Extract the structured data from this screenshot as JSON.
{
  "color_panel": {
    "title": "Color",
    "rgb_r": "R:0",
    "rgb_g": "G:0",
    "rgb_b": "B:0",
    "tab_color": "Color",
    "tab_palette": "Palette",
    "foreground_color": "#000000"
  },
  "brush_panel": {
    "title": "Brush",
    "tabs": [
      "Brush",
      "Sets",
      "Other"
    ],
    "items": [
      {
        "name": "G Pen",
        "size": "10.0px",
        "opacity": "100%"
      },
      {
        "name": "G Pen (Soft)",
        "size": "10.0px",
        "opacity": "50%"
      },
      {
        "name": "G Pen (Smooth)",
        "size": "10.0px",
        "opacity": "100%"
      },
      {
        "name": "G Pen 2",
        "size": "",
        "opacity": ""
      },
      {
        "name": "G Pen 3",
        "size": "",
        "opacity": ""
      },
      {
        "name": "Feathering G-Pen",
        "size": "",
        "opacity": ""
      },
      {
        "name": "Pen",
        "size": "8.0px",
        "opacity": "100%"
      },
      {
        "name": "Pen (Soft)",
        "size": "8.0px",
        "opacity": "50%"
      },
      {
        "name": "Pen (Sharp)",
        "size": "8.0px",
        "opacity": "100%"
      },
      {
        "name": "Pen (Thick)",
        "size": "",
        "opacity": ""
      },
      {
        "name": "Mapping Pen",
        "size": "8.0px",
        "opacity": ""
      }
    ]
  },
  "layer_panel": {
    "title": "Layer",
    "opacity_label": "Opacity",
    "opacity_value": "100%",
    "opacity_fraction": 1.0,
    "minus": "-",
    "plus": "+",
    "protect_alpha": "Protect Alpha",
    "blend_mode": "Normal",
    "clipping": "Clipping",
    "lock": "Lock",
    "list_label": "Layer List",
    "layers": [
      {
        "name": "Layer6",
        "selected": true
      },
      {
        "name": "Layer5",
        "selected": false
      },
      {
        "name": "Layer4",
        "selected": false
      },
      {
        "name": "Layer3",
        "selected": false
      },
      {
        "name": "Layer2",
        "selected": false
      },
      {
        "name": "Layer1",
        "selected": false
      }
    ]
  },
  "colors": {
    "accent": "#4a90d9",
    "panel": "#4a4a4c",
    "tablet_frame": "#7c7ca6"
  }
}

Description of the task: Quote all of the entries verbatim.

Worked answer:
Extract the structured data from this screenshot as JSON.
{
  "color_panel": {
    "title": "Color",
    "rgb_r": "R:0",
    "rgb_g": "G:0",
    "rgb_b": "B:0",
    "tab_color": "Color",
    "tab_palette": "Palette",
    "foreground_color": "#000000"
  },
  "brush_panel": {
    "title": "Brush",
    "tabs": [
      "Brush",
      "Sets",
      "Other"
    ],
    "items": [
      {
        "name": "G Pen",
        "size": "10.0px",
        "opacity": "100%"
      },
      {
        "name": "G Pen (Soft)",
        "size": "10.0px",
        "opacity": "50%"
      },
      {
        "name": "G Pen (Smooth)",
        "size": "10.0px",
        "opacity": "100%"
      },
      {
        "name": "G Pen 2",
        "size": "",
        "opacity": ""
      },
      {
        "name": "G Pen 3",
        "size": "",
        "opacity": ""
      },
      {
        "name": "Feathering G-Pen",
        "size": "",
        "opacity": ""
      },
      {
        "name": "Pen",
        "size": "8.0px",
        "opacity": "100%"
      },
      {
        "name": "Pen (Soft)",
        "size": "8.0px",
        "opacity": "50%"
      },
      {
        "name": "Pen (Sharp)",
        "size": "8.0px",
        "opacity": "100%"
      },
      {
        "name": "Pen (Thick)",
        "size": "",
        "opacity": ""
      },
      {
        "name": "Mapping Pen",
        "size": "8.0px",
        "opacity": ""
      }
    ]
  },
  "layer_panel": {
    "title": "Layer",
    "opacity_label": "Opacity",
    "opacity_value": "100%",
    "opacity_fraction": 1.0,
    "minus": "-",
    "plus": "+",
    "protect_alpha": "Protect Alpha",
    "blend_mode": "Normal",
    "clipping": "Clipping",
    "lock": "Lock",
    "list_label": "Layer List",
    "layers": [
      {
        "name": "Layer6",
        "selected": true
      },
      {
        "name": "Layer5",
        "selected": false
      },
      {
        "name": "Layer4",
        "selected": false
      },
      {
        "name": "Layer3",
        "selected": false
      },
      {
        "name": "Layer2",
        "selected": false
      },
      {
        "name": "Layer1",
        "selected": false
      }
    ]
  },
  "colors": {
    "accent": "#4a90d9",
    "panel": "#4a4a4c",
    "tablet_frame": "#7c7ca6"
  }
}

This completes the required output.